Text excerpt:
↓↓↓
Skip to content

Datasets

PIDSMaker supports several public datasets commonly used in APT detection research. This page describes each dataset and its attack scenarios.

Overview

Dataset OS Attacks Size (GB)
CADETS_E3 FreeBSD 3 10
THEIA_E3 Linux 2 12
CLEARSCOPE_E3 Android 1 4.8
FIVEDIRECTIONS_E3 Linux 2 22
TRACE_E3 Linux 3 100
CADETS_E5 FreeBSD 2 276
THEIA_E5 Linux 1 36
CLEARSCOPE_E5 Android 2 49
FIVEDIRECTIONS_E5 Linux 4 280
TRACE_E5 Linux 1 710
optc_h201 Windows 1 9
optc_h501 Windows 1 6.7
optc_h051 Windows 1 7.7
ATLASV2_EDR Windows 10 1
CARBANAKV2_EDR Windows + Linux 1 6.6

DARPA TC

The DARPA Transparent Computing program produced benchmark datasets for evaluating provenance-based security systems.

Engagement 3 (E3) - April 2018

CADETS_E3

FreeBSD host with Nginx server exploitation.

Attack id Duration Description
0 49 min Nginx exploited to deploy Drakon loader with root escalation. Netrecon executed after C2 connection, followed by failed libdrakon injection into sshd. Host crashed with kernel panic.
↑↑↑
Stored rows:
↓↓↓
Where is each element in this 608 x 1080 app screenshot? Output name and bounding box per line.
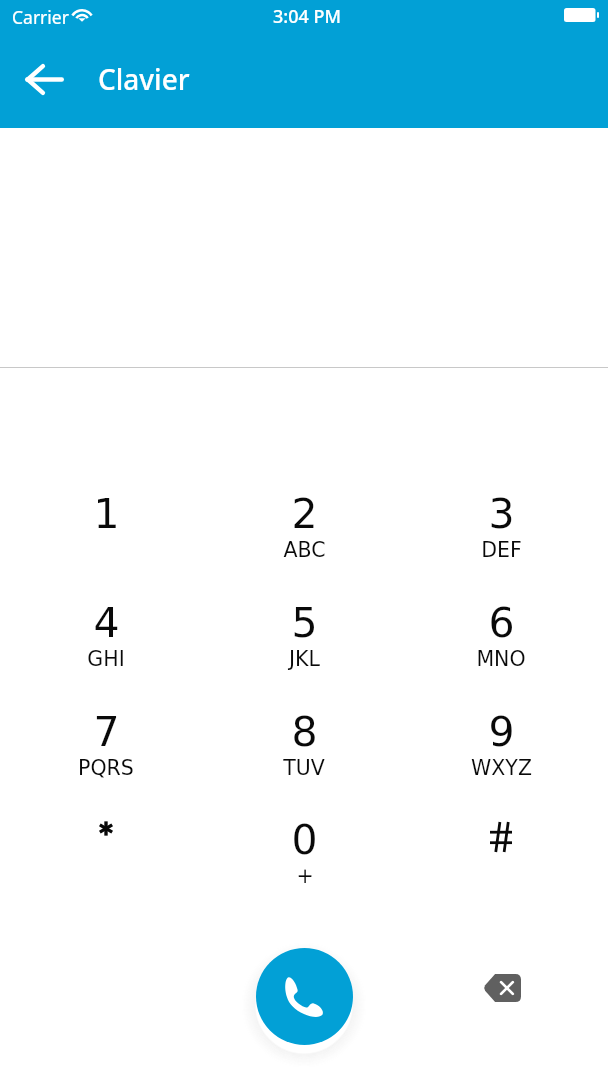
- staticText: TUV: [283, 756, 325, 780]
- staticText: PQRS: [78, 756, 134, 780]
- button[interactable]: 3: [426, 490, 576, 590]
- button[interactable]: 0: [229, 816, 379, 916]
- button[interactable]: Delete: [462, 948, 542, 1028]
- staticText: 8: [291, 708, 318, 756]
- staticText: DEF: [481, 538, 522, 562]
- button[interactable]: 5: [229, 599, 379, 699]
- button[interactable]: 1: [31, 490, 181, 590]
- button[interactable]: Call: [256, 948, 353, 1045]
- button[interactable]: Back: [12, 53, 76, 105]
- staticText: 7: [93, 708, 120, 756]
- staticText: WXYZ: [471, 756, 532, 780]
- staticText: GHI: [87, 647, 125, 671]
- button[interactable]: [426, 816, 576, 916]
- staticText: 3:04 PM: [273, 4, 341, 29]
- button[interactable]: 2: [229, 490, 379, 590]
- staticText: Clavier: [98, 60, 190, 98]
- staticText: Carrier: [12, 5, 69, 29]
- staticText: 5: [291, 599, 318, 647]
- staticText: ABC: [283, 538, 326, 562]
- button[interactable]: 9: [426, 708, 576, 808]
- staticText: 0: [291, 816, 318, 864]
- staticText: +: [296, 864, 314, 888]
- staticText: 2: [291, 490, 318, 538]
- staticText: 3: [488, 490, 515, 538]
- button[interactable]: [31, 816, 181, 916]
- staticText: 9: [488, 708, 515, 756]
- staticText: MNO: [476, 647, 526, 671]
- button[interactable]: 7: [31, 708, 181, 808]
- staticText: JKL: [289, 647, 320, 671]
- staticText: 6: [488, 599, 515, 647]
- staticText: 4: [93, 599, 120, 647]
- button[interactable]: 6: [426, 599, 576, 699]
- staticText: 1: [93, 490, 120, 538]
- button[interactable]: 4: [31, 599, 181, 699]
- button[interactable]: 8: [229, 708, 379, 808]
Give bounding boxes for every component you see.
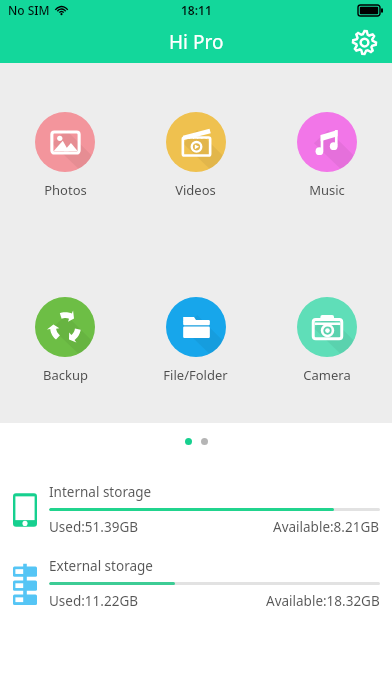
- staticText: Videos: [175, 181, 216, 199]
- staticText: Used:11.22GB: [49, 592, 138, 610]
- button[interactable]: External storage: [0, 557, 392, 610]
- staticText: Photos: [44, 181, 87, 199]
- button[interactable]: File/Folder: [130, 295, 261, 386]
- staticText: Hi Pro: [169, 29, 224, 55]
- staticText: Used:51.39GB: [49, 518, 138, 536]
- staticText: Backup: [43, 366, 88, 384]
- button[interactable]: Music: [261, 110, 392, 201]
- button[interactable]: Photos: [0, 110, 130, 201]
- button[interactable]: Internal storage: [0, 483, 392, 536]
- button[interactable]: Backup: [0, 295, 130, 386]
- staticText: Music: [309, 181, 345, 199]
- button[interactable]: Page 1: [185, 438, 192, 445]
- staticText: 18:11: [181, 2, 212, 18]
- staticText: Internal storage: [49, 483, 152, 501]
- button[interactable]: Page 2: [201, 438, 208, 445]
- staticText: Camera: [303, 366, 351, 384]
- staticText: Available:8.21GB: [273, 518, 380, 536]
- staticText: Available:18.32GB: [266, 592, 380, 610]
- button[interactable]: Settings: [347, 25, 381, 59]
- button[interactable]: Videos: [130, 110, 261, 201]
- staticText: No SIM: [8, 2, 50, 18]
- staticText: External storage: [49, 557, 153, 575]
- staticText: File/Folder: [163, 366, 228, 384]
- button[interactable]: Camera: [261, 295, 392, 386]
↑↑↑
Exercise task A: In the overview table of the PIDSMaker datasets page, which datasets are listed with exactly one attack?
Exercise task B: Output the passage of the PIDSMaker datasets page starting with "Skip to content" and going on through "its attack scenarios.".
The data has no part in this.

Exercise output A: CLEARSCOPE_E3, THEIA_E5, TRACE_E5, optc_h201, optc_h501, optc_h051, CARBANAKV2_EDR

Exercise output B:
Skip to content

Datasets

PIDSMaker supports several public datasets commonly used in APT detection research. This page describes each dataset and its attack scenarios.